- **Problem statement**
Scan the data below and pick out the lines containing the word "value".

- **Entries supplied**
--------------------------------------------------

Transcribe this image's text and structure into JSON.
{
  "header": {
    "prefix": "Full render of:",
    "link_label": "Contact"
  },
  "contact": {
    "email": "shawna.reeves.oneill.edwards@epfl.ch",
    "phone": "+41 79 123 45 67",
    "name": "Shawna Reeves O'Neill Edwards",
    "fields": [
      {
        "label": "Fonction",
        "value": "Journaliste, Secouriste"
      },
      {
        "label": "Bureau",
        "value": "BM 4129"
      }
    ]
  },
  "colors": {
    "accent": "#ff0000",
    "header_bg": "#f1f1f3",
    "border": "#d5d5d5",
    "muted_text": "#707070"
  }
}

--------------------------------------------------

- **Task output**
        "value": "Journaliste, Secouriste"
        "value": "BM 4129"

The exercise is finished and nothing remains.